Work required:
Print the listing as it stands, omitting all images.

[Stored data]
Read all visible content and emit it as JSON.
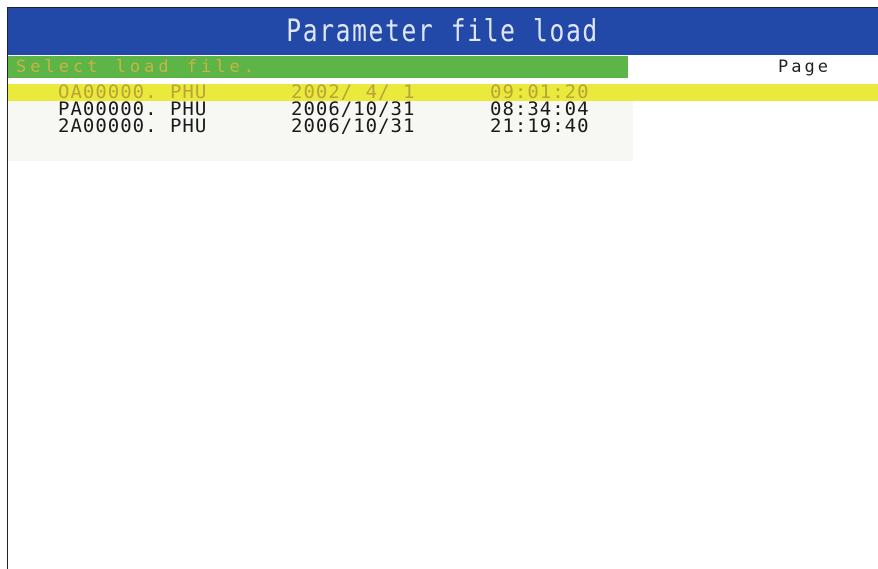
{
  "window": {
    "title": "Parameter file load"
  },
  "prompt": {
    "text": "Select load file."
  },
  "page": {
    "label": "Page"
  },
  "files": [
    {
      "name": "OA00000. PHU",
      "date": "2002/ 4/ 1",
      "time": "09:01:20",
      "selected": true
    },
    {
      "name": "PA00000. PHU",
      "date": "2006/10/31",
      "time": "08:34:04",
      "selected": false
    },
    {
      "name": "2A00000. PHU",
      "date": "2006/10/31",
      "time": "21:19:40",
      "selected": false
    }
  ],
  "colors": {
    "title_bar": "#2248a8",
    "prompt_bar": "#5cb546",
    "selection": "#eaea3c",
    "selected_text": "#b9a33a"
  }
}
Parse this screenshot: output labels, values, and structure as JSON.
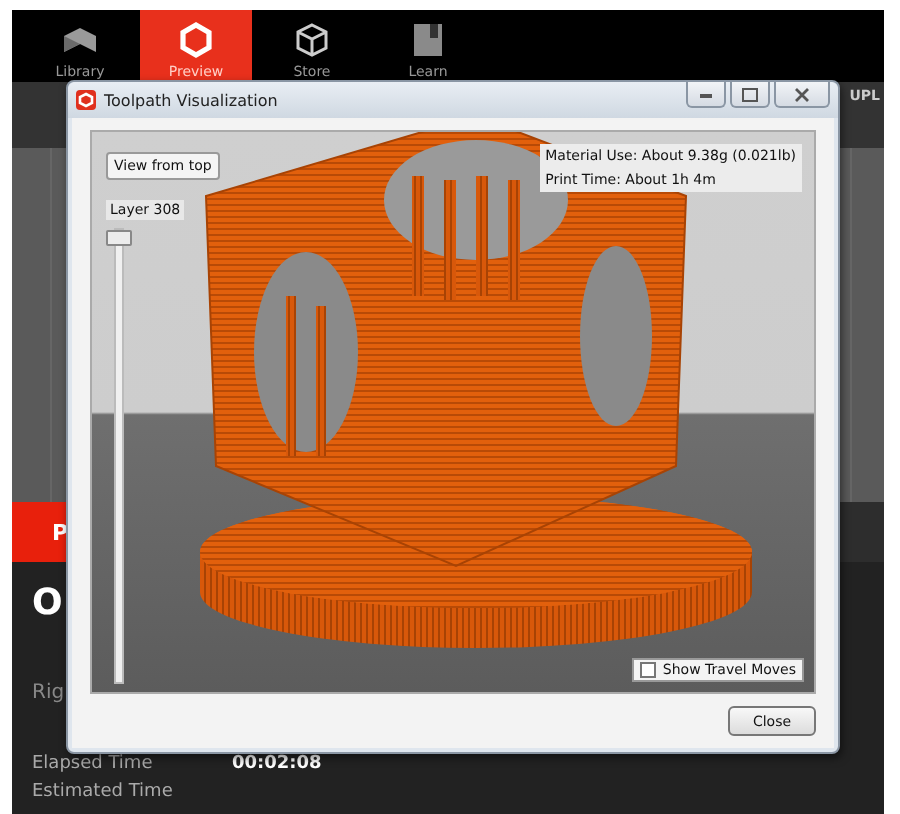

Written answer:
Read all visible content and emit it as JSON.
{
  "window": {
    "title": "Parameter file load"
  },
  "prompt": {
    "text": "Select load file."
  },
  "page": {
    "label": "Page"
  },
  "files": [
    {
      "name": "OA00000. PHU",
      "date": "2002/ 4/ 1",
      "time": "09:01:20",
      "selected": true
    },
    {
      "name": "PA00000. PHU",
      "date": "2006/10/31",
      "time": "08:34:04",
      "selected": false
    },
    {
      "name": "2A00000. PHU",
      "date": "2006/10/31",
      "time": "21:19:40",
      "selected": false
    }
  ],
  "colors": {
    "title_bar": "#2248a8",
    "prompt_bar": "#5cb546",
    "selection": "#eaea3c",
    "selected_text": "#b9a33a"
  }
}
Parse this screenshot: output labels, values, and structure as JSON.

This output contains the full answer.